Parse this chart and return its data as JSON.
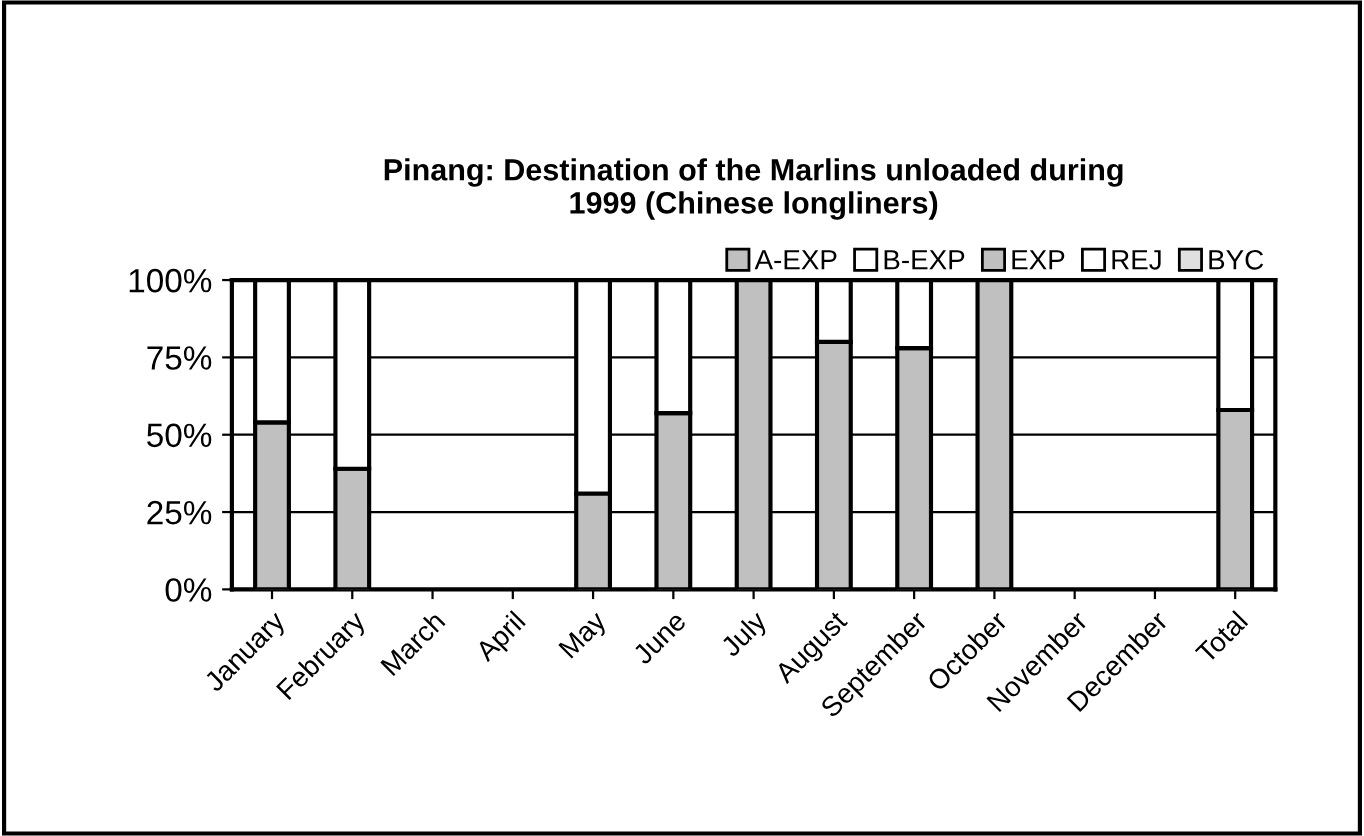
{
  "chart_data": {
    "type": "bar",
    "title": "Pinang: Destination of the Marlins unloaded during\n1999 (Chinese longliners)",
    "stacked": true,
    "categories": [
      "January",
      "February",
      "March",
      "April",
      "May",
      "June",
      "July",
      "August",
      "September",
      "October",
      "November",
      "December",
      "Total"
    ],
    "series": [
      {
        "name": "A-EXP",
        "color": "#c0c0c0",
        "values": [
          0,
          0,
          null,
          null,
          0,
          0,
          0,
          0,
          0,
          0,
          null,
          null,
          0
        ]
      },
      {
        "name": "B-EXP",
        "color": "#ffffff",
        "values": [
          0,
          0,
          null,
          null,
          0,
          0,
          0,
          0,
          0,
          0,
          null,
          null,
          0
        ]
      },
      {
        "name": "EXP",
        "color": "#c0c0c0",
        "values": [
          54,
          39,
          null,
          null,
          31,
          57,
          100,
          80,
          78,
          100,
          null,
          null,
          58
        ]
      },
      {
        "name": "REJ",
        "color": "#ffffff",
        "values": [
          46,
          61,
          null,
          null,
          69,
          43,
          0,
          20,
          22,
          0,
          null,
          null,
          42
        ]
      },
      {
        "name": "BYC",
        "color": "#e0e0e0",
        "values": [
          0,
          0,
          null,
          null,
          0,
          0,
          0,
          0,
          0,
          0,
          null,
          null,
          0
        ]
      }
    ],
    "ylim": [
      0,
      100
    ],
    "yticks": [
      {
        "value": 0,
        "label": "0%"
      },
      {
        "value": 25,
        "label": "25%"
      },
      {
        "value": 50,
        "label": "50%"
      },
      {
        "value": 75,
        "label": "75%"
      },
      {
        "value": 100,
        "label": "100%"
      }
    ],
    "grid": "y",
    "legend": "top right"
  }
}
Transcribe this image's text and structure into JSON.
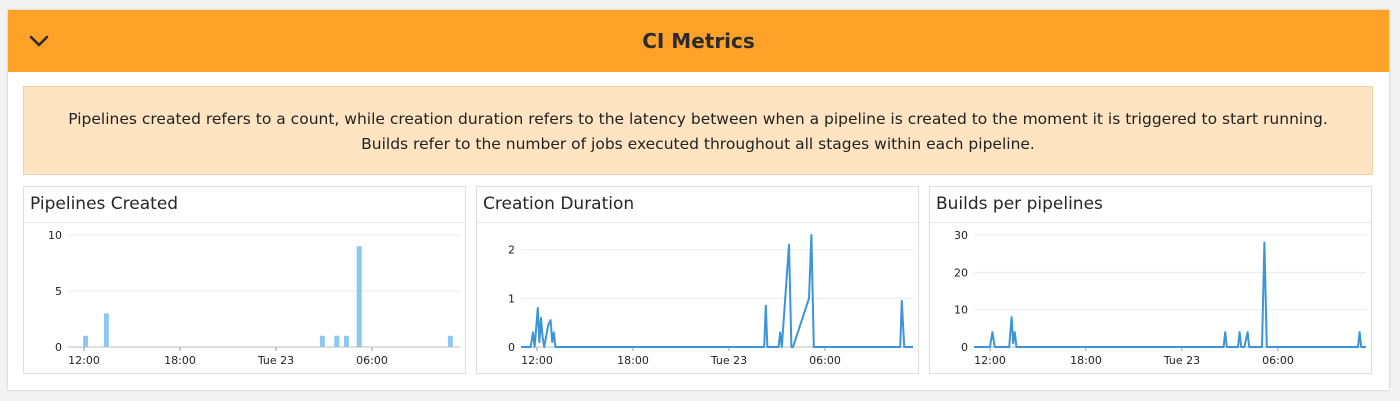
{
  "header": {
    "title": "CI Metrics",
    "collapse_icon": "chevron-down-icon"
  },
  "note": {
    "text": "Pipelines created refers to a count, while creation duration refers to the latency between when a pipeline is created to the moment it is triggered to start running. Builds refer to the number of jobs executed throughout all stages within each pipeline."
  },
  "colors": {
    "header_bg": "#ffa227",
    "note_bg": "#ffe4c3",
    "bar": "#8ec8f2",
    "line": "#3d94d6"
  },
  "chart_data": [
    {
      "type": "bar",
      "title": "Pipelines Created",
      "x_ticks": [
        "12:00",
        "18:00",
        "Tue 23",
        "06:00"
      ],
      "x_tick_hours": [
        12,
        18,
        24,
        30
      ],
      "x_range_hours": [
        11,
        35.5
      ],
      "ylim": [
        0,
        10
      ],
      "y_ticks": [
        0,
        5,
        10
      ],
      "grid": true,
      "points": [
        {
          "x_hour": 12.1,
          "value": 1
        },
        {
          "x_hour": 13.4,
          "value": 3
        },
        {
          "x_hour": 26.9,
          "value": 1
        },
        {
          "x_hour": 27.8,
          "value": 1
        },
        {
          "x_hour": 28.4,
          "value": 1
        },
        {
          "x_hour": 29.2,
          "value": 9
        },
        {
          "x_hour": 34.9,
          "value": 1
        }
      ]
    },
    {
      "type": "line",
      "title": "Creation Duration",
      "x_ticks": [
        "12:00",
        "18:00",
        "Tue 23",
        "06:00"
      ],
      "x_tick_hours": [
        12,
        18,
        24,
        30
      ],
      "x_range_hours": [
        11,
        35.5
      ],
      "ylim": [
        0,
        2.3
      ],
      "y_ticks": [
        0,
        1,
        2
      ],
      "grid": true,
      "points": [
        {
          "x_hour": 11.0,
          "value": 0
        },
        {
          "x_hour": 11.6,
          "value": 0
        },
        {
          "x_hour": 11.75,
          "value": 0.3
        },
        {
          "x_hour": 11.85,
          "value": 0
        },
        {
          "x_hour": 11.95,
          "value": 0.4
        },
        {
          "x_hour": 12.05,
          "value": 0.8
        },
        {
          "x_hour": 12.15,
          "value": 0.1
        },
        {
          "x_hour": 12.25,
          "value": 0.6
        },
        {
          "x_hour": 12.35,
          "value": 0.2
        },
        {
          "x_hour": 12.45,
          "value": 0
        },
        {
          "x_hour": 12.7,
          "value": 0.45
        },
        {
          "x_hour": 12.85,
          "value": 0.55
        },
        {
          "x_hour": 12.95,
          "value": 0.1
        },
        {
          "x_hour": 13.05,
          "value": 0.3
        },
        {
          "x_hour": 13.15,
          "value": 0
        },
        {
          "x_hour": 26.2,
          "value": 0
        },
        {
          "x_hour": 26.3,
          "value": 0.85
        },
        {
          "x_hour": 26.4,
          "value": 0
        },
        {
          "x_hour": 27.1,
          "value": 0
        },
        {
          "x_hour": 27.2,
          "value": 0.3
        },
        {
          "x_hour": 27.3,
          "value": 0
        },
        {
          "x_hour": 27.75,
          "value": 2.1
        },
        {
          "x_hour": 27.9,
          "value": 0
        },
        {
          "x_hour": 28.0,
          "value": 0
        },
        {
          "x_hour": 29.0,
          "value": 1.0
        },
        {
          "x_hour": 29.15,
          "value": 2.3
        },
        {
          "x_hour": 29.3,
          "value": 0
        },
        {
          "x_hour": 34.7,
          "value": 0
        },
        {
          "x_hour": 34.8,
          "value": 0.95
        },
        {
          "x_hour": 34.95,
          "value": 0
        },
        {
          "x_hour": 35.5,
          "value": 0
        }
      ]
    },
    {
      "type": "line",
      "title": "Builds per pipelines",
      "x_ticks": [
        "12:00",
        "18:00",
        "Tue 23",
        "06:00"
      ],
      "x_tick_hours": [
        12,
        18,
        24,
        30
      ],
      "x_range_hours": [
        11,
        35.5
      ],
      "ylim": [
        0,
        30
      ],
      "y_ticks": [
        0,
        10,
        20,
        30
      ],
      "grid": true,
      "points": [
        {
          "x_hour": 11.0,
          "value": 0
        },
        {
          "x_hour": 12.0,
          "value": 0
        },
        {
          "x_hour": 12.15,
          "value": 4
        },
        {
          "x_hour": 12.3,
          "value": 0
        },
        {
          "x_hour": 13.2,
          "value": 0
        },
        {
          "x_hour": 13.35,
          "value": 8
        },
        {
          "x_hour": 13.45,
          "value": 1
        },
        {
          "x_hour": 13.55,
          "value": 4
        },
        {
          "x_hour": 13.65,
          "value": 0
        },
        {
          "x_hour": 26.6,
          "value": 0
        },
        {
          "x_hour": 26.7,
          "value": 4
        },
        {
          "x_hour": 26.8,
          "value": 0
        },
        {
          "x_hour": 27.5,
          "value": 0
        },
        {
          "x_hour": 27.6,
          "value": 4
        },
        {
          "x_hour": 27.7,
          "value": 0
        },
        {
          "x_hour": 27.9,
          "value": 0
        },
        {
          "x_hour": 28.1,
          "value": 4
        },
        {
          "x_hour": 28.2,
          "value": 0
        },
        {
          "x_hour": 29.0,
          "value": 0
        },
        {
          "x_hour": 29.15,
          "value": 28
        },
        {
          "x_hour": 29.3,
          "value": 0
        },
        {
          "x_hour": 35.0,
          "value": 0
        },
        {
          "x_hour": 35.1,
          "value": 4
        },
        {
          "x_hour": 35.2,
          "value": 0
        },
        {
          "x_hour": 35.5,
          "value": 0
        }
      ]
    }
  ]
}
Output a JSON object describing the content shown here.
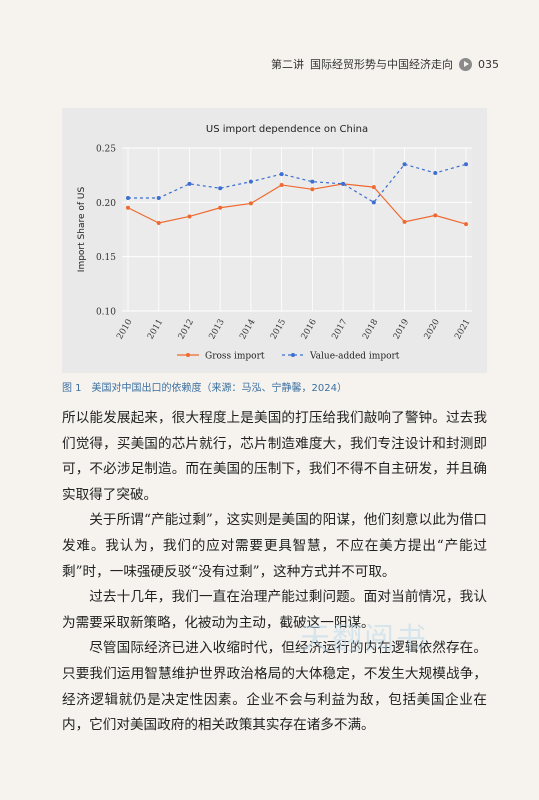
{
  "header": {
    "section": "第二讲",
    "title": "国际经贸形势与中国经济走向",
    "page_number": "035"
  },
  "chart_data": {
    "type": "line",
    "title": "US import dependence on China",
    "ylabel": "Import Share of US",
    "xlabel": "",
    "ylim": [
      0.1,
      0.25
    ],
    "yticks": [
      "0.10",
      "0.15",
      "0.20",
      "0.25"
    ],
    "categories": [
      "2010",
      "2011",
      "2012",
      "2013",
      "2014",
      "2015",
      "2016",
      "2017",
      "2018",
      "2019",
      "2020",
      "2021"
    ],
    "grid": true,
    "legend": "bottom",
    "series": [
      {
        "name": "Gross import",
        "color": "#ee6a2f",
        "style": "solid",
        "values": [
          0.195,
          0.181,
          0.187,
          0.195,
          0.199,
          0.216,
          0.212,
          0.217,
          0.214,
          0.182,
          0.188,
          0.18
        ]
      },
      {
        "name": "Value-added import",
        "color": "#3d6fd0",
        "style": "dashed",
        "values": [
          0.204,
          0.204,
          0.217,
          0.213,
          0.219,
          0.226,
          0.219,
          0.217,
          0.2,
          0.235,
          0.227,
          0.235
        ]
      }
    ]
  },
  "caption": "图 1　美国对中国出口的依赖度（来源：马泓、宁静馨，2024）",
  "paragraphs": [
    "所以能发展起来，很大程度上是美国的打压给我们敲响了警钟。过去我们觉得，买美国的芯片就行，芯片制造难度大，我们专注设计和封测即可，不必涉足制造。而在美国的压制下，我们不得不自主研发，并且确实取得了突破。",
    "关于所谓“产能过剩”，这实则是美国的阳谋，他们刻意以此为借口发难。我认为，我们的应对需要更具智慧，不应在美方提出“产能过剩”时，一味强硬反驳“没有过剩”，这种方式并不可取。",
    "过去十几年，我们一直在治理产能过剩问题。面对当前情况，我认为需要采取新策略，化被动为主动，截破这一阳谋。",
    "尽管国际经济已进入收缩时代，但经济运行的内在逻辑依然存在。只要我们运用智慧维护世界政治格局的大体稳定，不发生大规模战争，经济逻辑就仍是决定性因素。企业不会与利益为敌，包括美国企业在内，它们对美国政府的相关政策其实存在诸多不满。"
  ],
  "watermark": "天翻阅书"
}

* What is required: List each line in the listing that contains the string "Builds".

* Answer to the problem:
    "text": "Pipelines created refers to a count, while creation duration refers to the latency between when a pipeline is created to the moment it is triggered to start running. Builds refer to the number of jobs executed throughout all stages within each pipeline."
      "title": "Builds per pipelines",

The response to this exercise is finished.